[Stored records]
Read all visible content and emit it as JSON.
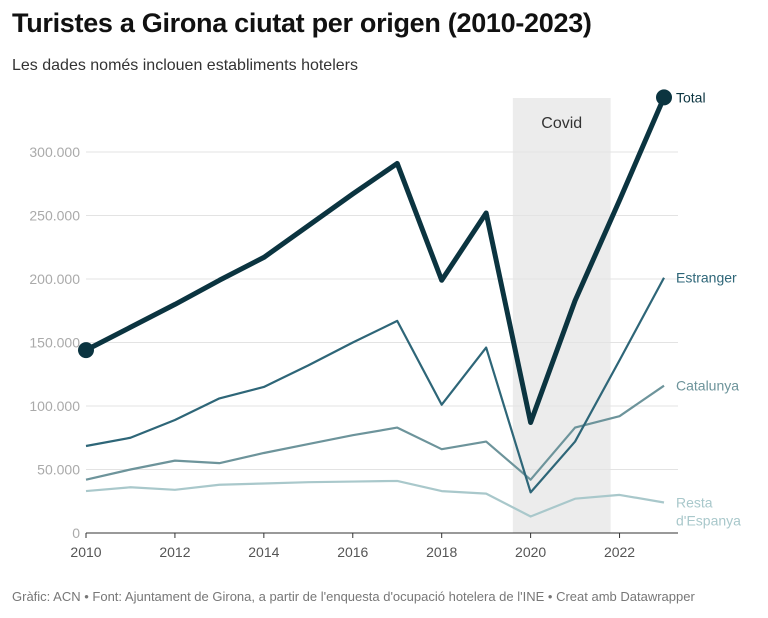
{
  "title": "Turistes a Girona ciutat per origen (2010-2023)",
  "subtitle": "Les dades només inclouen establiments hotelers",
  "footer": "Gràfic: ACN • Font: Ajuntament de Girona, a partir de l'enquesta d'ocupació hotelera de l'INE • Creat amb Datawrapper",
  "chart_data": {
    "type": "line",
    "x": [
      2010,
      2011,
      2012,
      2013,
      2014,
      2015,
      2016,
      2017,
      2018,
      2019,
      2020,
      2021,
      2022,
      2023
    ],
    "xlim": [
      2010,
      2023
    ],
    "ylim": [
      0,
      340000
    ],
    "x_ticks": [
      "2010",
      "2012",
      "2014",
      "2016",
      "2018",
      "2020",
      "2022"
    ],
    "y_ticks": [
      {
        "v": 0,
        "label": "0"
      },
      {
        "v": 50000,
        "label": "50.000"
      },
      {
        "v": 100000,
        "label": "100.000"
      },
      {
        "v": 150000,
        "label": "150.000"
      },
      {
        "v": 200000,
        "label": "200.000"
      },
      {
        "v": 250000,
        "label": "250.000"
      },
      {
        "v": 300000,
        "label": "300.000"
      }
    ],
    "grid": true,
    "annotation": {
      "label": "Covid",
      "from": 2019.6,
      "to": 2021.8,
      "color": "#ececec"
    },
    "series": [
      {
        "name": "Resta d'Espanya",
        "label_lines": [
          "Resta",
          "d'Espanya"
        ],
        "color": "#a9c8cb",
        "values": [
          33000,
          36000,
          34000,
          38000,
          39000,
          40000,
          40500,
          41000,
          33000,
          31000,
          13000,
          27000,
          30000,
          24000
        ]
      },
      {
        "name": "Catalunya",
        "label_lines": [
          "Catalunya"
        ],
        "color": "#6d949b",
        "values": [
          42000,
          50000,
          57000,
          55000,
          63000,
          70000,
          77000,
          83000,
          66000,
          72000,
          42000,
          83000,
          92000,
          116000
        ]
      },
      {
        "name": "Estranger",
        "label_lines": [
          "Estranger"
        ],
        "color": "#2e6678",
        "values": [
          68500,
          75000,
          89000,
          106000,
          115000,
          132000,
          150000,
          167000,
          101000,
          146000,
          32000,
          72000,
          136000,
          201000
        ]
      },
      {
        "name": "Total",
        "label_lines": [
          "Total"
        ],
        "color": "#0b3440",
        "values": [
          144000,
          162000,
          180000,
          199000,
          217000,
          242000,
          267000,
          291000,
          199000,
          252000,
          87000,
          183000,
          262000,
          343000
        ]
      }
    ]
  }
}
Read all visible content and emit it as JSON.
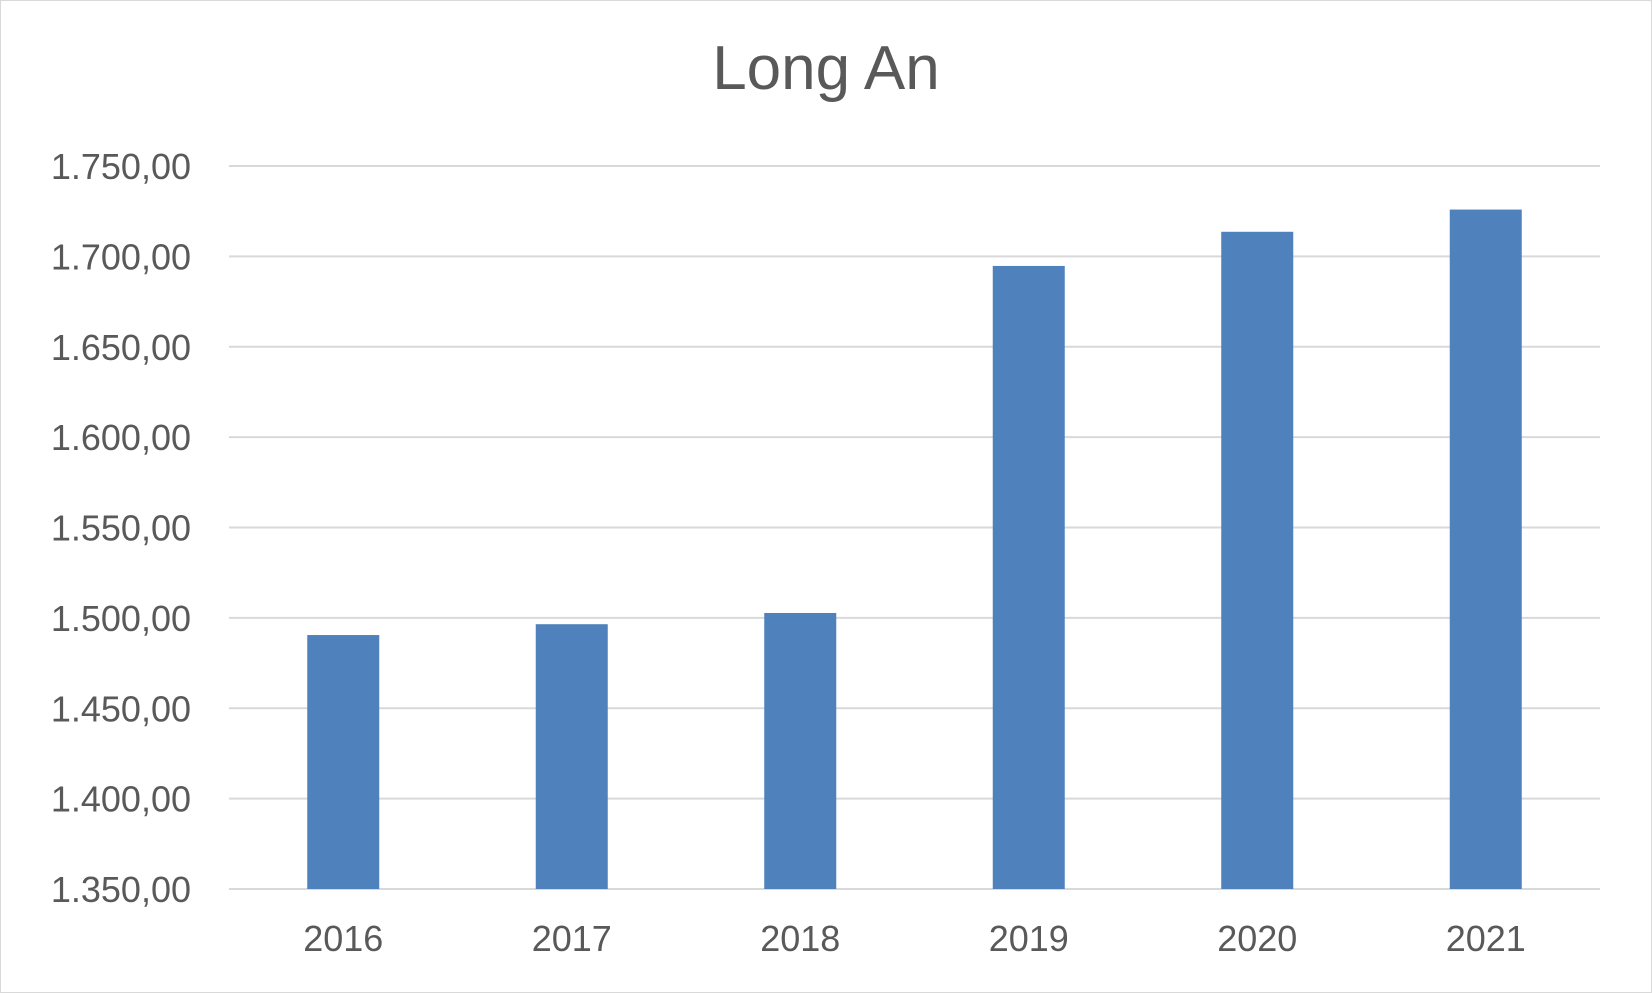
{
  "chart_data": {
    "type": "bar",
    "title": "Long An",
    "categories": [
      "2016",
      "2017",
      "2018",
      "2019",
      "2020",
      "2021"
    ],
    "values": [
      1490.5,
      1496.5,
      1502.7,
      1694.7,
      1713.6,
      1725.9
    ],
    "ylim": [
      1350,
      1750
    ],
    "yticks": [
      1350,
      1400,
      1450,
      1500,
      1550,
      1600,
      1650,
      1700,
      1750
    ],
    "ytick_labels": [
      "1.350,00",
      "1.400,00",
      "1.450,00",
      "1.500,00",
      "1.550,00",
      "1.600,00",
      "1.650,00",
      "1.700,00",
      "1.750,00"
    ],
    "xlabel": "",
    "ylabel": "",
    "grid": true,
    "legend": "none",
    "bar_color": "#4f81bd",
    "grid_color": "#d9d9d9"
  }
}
* * *
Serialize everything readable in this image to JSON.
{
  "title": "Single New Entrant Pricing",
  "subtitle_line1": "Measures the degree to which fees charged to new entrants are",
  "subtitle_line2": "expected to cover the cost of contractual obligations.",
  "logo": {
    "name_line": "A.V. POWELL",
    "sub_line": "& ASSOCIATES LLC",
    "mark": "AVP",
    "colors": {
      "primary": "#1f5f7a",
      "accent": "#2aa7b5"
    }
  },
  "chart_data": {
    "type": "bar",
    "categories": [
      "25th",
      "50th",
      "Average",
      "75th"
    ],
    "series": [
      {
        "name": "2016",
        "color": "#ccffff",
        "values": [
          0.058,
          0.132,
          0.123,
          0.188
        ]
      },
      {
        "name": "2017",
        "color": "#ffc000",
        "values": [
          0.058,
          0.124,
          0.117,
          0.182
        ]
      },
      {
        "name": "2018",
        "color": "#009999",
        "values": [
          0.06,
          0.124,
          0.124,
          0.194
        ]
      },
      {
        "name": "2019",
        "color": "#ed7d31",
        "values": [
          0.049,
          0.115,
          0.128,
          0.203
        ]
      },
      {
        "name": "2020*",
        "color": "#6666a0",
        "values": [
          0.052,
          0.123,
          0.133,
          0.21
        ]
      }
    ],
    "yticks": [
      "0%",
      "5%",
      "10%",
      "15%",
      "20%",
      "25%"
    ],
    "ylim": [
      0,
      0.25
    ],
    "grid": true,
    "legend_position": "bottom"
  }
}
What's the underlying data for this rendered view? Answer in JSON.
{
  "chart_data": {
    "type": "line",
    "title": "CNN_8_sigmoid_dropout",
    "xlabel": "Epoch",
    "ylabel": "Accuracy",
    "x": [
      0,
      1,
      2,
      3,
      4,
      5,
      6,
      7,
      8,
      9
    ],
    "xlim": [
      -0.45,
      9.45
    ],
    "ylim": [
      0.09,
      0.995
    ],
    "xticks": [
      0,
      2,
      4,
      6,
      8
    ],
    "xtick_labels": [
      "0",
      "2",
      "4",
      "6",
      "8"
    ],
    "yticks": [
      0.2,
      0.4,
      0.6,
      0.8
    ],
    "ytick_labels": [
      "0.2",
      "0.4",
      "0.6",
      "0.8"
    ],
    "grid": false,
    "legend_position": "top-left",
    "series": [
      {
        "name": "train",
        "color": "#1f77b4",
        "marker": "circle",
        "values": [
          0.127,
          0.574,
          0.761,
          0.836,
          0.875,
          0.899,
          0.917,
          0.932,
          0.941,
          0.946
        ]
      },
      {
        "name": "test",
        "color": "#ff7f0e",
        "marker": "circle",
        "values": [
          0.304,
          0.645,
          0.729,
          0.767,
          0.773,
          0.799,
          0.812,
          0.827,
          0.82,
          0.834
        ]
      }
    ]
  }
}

- EXERCISE REQUIREMENTS
Look back over the material above and state how many lines hold the word "Girona". Write the number and nothing else.

- COMPLETED EXERCISE
2